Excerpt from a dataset
□ □ □ □ □ □ □

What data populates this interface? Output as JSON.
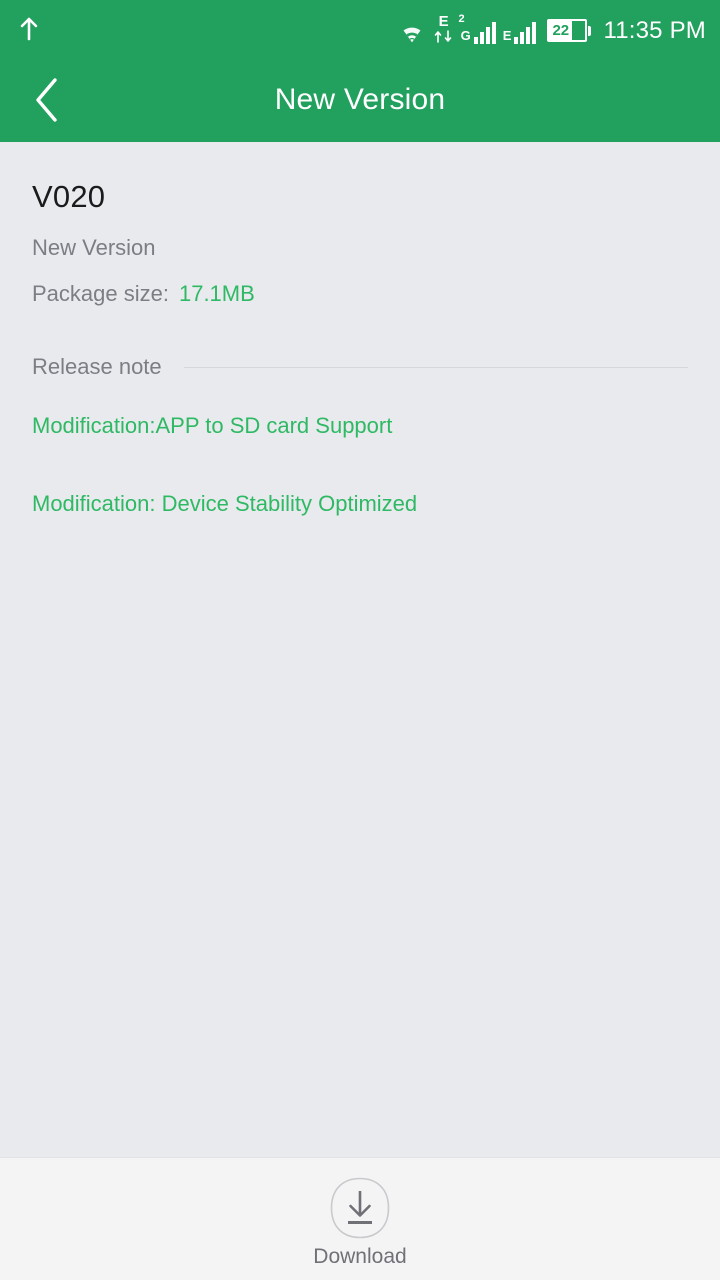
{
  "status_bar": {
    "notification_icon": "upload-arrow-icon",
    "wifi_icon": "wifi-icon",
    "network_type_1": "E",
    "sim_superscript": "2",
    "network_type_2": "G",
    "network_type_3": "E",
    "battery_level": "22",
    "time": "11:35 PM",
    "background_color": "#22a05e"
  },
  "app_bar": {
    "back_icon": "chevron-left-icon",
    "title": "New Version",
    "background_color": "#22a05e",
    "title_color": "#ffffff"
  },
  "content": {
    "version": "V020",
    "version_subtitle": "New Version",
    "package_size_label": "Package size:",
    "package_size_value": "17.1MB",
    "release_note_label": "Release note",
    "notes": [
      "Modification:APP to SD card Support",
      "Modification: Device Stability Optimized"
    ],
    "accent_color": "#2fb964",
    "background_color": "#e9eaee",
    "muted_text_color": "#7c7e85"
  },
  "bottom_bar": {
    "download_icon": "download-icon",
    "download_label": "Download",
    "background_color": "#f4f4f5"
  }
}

□ □ □ □ □ □ □

# [Task goal]
Look through the entries and find each line that has the string "icon". Copy those lines.

# [Exercise response]
    "notification_icon": "upload-arrow-icon",
    "wifi_icon": "wifi-icon",
    "back_icon": "chevron-left-icon",
    "download_icon": "download-icon",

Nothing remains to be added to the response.